**Problem description**. Copy out every line that contains "JSON".

**Data for this exercise**.

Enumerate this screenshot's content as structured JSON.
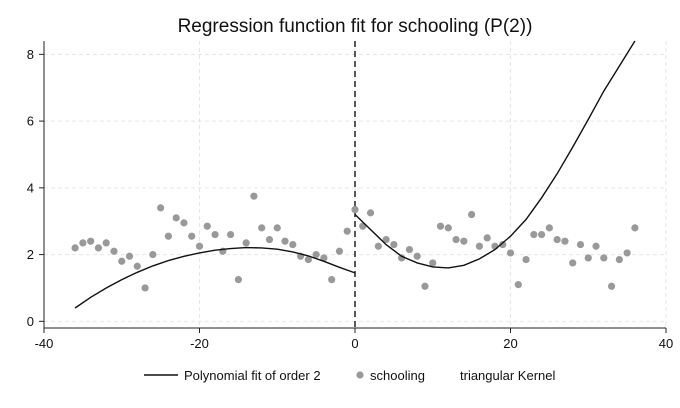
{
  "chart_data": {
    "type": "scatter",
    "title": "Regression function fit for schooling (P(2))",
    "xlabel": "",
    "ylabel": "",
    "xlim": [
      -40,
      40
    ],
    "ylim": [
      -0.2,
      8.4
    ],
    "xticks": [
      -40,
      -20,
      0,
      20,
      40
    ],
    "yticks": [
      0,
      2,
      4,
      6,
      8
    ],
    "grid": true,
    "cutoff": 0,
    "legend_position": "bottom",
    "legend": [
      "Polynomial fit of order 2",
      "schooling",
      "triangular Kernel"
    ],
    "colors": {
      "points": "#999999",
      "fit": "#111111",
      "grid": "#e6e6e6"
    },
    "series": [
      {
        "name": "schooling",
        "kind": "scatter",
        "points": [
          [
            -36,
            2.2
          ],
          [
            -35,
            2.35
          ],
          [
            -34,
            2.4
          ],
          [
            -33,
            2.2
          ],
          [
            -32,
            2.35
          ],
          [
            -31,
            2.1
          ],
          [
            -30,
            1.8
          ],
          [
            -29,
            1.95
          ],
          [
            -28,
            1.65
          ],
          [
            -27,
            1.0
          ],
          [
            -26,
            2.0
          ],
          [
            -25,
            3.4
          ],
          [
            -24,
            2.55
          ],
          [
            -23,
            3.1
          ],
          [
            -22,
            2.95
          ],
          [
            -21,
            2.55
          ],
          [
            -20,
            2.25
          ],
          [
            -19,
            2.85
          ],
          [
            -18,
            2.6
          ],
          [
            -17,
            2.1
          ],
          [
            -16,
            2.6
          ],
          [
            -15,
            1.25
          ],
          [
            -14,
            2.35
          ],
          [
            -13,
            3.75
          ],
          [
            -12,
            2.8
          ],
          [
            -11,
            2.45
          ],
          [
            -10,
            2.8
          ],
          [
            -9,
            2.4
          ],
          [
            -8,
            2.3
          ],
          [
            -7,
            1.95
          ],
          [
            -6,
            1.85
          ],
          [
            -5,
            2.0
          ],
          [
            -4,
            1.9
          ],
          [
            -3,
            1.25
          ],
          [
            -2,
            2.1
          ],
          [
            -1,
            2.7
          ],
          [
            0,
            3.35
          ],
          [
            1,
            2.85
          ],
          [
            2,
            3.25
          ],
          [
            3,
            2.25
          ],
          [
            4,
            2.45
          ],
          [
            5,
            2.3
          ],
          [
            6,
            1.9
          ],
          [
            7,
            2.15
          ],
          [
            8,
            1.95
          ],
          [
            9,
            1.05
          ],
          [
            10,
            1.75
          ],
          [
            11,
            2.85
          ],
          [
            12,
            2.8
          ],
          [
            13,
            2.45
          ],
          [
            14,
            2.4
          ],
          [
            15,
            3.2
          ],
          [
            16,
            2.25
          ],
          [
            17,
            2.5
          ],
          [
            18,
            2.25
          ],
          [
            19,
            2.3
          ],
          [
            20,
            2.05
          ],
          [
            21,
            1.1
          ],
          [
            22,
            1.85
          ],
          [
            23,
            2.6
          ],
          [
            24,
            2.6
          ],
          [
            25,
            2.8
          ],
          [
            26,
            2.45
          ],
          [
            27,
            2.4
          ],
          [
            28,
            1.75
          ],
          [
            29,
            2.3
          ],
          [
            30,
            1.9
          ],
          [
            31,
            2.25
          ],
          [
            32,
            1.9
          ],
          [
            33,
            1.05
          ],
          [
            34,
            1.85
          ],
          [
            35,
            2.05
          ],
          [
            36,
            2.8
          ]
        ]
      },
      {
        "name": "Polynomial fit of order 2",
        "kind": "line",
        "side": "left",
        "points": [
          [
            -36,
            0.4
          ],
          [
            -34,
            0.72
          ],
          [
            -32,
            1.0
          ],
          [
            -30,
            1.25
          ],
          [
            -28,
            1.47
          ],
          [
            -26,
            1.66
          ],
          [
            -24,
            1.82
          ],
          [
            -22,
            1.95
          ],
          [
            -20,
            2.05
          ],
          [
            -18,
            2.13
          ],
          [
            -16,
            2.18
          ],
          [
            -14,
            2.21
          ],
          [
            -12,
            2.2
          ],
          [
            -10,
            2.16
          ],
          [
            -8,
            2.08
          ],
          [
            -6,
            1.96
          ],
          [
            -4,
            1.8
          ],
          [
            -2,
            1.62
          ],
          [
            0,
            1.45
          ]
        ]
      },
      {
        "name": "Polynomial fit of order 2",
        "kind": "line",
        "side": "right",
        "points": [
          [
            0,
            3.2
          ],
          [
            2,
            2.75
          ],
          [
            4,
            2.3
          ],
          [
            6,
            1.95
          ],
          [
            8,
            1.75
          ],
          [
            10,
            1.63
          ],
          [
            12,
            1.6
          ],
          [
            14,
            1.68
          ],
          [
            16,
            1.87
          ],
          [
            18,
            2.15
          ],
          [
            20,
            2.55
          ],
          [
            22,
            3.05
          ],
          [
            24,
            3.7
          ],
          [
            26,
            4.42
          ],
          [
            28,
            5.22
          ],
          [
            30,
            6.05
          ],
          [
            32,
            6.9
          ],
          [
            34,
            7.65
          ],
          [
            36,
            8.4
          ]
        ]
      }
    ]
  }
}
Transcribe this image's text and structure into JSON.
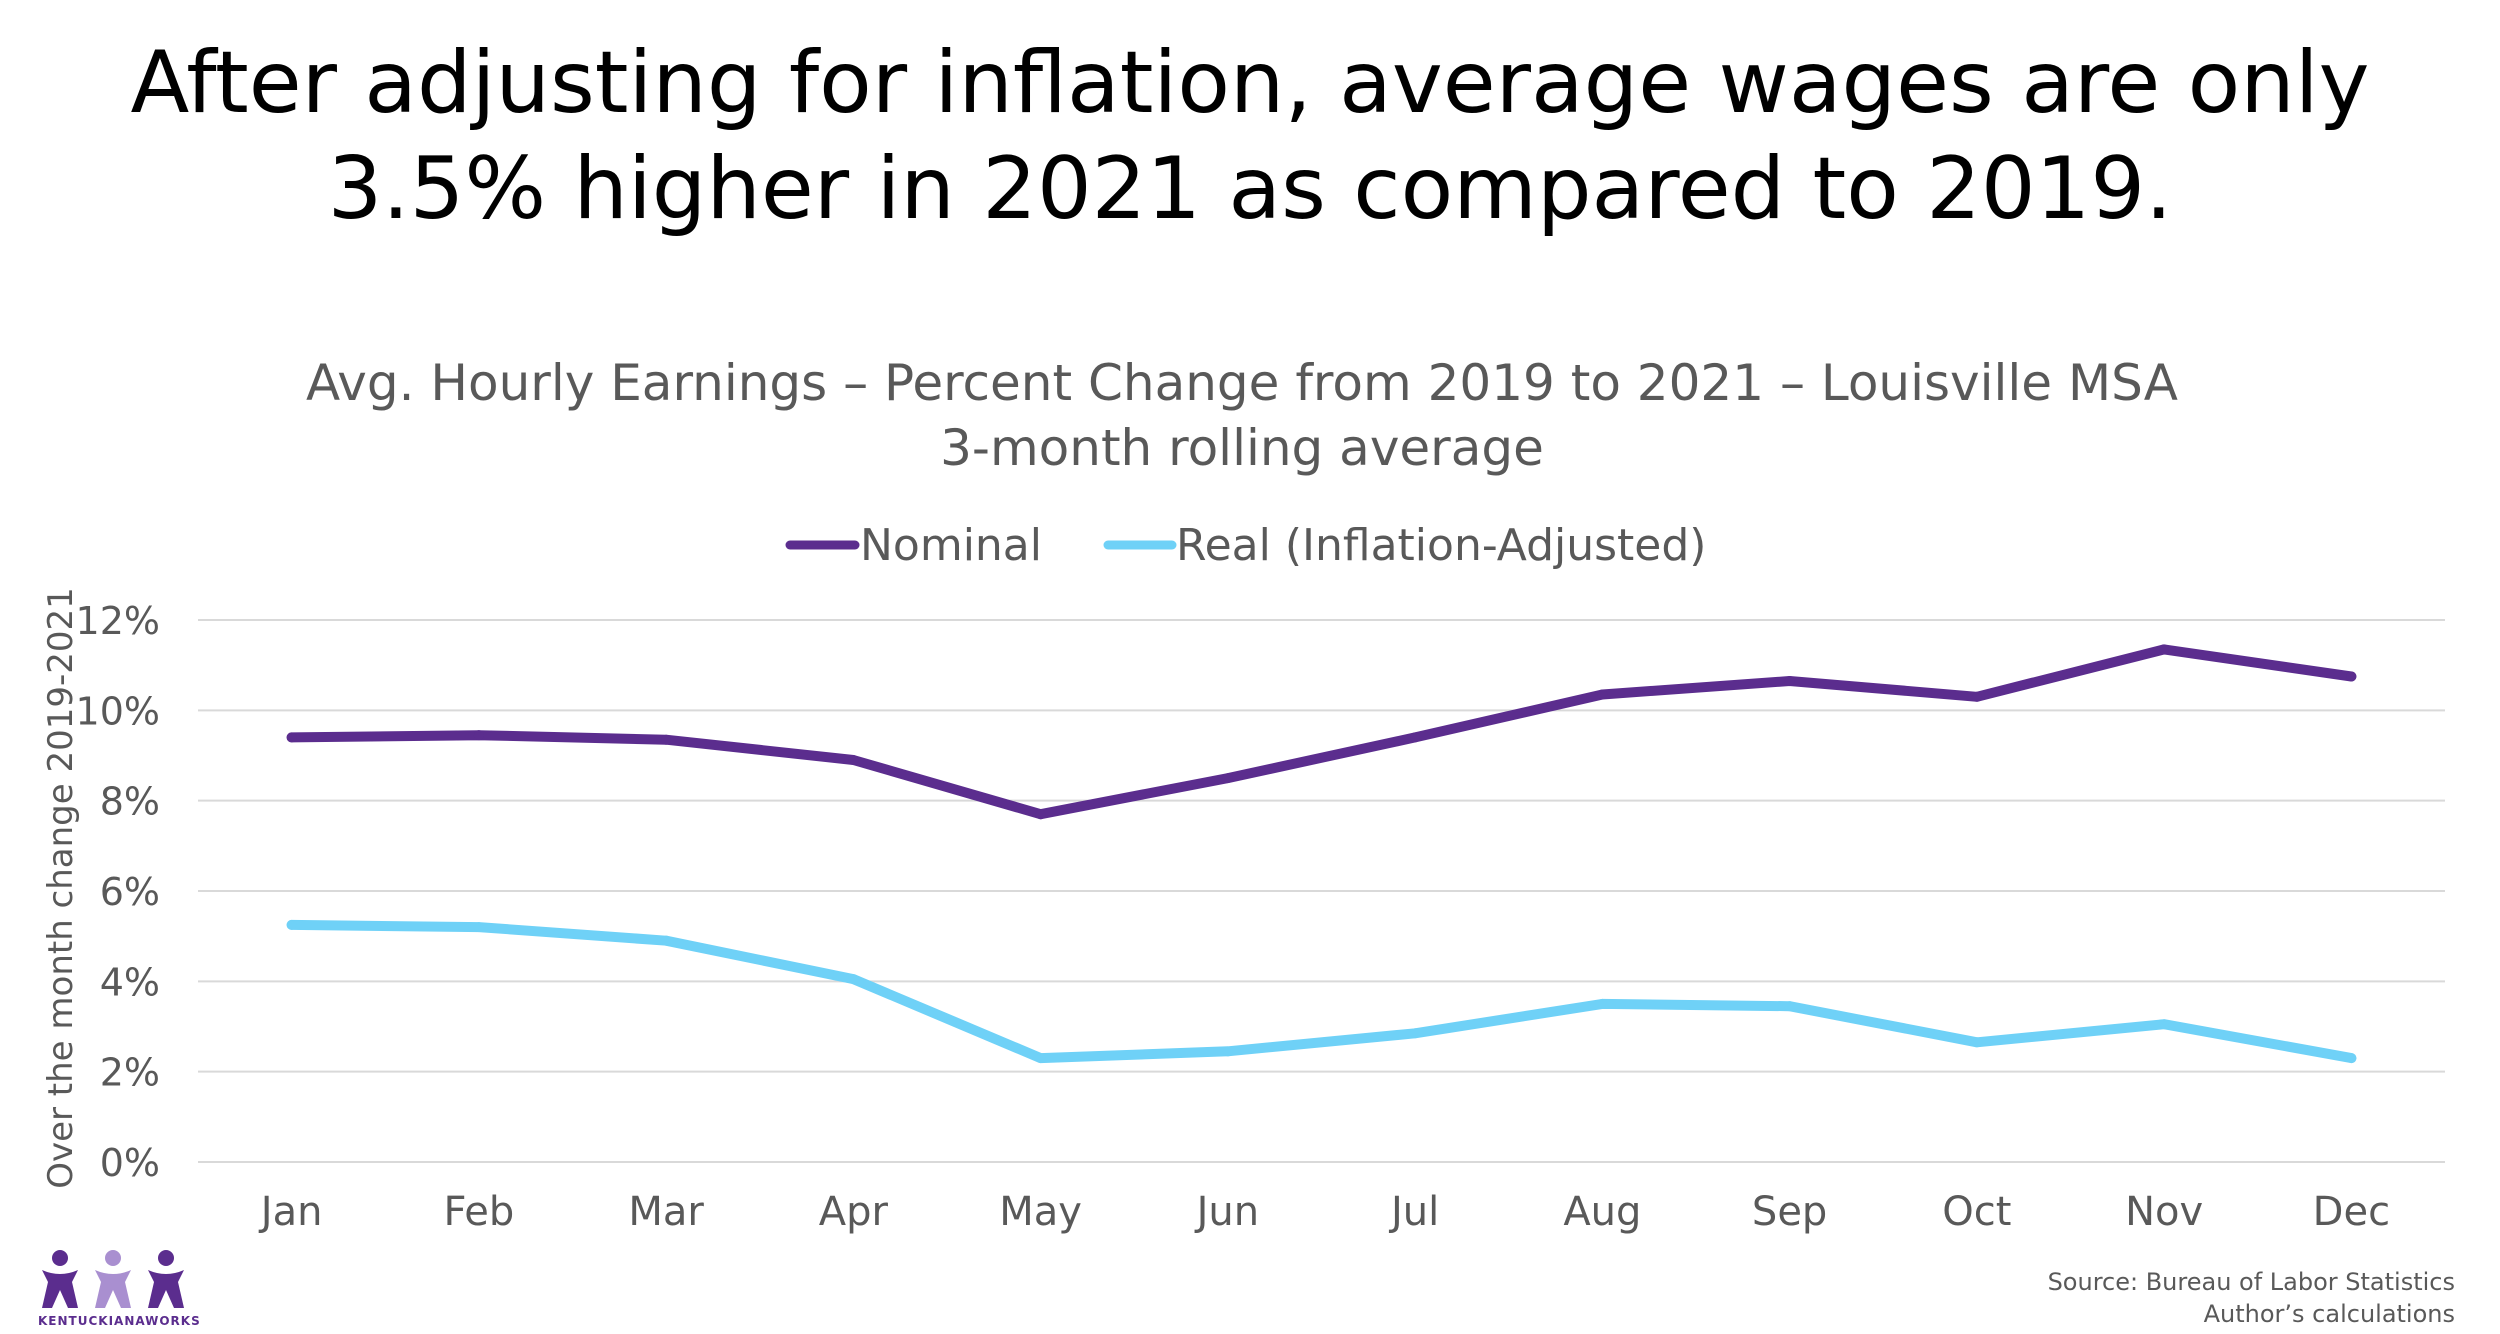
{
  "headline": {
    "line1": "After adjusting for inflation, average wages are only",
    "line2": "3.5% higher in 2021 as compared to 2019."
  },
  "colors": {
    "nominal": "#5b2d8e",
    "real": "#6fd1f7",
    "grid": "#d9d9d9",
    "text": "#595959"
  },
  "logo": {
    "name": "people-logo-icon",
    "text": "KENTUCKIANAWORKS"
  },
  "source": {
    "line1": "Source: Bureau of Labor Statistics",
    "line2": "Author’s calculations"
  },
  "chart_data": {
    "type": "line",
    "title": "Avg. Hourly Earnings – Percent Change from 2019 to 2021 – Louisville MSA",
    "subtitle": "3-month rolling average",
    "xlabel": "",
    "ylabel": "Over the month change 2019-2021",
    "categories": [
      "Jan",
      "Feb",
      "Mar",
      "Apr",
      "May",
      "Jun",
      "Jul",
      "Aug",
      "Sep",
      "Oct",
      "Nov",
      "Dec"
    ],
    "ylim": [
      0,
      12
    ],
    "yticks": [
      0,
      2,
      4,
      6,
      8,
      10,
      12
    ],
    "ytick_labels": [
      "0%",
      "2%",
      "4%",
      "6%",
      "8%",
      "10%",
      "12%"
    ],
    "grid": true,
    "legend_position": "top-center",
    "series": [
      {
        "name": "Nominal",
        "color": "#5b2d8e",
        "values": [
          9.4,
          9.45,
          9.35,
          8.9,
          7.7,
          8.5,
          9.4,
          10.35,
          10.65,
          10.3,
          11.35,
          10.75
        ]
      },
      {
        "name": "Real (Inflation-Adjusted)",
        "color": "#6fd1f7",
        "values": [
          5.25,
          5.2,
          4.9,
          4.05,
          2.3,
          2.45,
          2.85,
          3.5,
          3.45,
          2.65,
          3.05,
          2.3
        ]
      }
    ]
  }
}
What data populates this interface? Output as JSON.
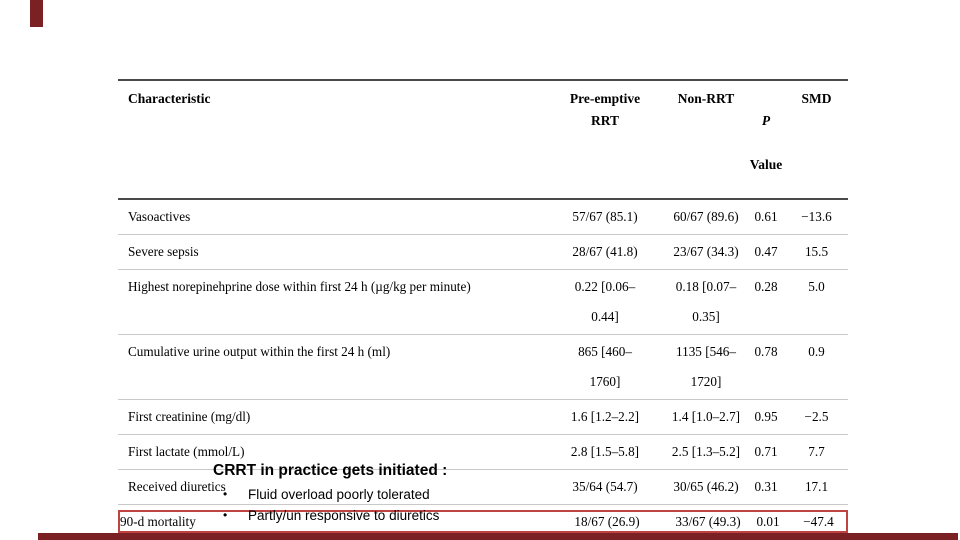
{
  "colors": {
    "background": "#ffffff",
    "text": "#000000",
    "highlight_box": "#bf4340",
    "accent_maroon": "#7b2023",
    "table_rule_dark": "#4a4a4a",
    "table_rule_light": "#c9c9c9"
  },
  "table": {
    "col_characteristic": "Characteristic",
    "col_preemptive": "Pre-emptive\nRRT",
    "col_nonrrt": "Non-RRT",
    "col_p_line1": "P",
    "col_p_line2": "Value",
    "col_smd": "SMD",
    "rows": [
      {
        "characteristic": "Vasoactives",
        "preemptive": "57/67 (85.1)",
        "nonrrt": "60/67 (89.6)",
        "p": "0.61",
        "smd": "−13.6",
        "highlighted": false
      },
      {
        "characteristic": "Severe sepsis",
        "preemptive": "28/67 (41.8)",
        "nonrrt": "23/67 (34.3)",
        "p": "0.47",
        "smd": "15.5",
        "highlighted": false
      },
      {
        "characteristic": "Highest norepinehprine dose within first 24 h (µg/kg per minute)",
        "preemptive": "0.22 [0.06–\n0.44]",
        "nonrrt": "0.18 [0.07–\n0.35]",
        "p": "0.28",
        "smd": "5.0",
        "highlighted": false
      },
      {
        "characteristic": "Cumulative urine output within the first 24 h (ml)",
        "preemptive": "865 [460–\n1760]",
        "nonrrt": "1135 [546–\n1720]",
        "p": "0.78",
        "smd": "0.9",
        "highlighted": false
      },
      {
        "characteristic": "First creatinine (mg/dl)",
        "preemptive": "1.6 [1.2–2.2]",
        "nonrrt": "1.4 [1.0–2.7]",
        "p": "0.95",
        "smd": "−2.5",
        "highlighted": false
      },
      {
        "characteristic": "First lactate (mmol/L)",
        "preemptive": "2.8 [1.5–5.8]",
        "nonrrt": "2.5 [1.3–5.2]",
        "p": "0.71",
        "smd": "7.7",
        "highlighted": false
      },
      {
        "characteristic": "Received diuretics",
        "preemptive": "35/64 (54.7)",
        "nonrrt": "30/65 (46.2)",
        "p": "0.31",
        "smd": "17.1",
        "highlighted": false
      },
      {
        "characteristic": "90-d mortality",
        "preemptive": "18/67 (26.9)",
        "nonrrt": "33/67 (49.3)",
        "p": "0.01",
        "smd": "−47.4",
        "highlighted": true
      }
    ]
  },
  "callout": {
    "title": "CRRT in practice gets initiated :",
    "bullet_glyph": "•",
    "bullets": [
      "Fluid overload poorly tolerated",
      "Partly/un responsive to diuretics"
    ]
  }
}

**Worked solution**.
Enumerate this screenshot's content as structured JSON.
Transcribe this image's text and structure into JSON.
What data populates this interface? Output as JSON.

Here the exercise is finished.